• **Written exercise**
Copy every line that holds "Informationen".

## begin Material to process

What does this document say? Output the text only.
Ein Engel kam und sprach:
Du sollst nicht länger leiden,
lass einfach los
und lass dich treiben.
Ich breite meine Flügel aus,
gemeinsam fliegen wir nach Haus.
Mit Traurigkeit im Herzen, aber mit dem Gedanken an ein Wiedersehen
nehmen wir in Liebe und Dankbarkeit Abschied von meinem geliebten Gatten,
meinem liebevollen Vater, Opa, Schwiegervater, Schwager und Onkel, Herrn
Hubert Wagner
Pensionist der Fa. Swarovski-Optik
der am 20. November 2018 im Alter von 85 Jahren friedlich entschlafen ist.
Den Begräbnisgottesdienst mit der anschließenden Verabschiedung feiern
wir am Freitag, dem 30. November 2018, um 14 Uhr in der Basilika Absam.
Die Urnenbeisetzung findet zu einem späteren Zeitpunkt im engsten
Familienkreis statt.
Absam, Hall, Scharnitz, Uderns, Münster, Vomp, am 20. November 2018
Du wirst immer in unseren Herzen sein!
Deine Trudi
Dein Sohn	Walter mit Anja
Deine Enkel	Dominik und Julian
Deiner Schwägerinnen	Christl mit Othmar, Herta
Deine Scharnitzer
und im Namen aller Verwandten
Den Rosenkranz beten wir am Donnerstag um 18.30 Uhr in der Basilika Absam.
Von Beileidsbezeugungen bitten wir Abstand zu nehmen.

## end Material to process
## begin Material to process

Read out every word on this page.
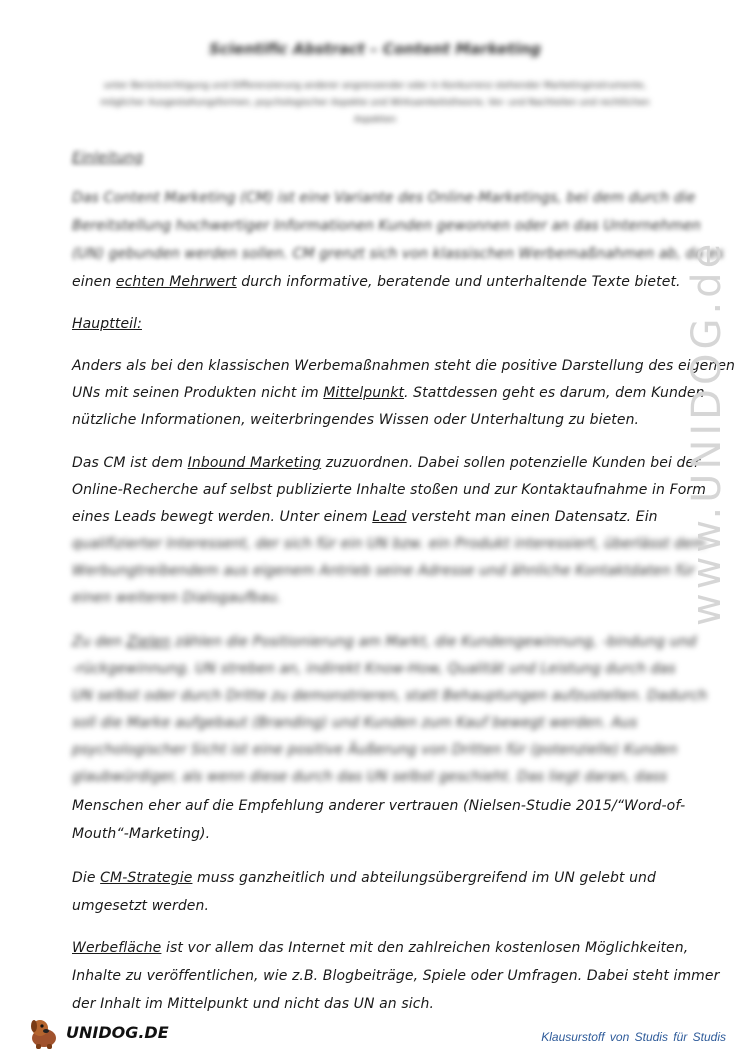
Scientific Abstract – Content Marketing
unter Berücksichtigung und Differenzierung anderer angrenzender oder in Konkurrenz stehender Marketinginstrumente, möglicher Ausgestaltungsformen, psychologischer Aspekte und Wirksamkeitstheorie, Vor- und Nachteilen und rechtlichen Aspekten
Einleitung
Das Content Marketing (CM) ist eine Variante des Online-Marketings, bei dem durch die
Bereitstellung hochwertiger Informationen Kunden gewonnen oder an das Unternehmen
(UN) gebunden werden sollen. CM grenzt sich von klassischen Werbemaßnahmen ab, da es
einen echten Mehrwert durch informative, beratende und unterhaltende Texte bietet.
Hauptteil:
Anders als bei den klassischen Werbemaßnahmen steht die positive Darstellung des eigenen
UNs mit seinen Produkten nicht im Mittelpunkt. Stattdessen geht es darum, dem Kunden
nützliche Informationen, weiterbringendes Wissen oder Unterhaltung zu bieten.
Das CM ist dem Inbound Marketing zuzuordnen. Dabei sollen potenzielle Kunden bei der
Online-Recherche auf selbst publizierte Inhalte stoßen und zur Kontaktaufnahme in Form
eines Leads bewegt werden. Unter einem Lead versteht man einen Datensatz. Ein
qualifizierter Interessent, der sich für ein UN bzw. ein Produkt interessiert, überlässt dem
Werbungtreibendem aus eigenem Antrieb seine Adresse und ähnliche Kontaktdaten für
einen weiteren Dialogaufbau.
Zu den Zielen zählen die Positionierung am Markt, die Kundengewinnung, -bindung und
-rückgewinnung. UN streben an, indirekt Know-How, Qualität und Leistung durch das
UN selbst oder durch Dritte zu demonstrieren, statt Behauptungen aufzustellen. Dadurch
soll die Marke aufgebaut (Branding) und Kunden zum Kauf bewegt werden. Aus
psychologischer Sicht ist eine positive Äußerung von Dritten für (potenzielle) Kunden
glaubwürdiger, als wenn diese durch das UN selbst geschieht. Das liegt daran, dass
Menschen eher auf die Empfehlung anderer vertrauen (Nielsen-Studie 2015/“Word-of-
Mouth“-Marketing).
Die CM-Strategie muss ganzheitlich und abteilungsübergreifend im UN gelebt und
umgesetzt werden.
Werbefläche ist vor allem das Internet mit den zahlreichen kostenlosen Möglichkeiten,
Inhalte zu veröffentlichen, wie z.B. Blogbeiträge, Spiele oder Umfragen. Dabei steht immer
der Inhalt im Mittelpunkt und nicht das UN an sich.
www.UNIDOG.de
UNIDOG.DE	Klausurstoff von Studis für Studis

## end Material to process

• **Result of the task**
Bereitstellung hochwertiger Informationen Kunden gewonnen oder an das Unternehmen
nützliche Informationen, weiterbringendes Wissen oder Unterhaltung zu bieten.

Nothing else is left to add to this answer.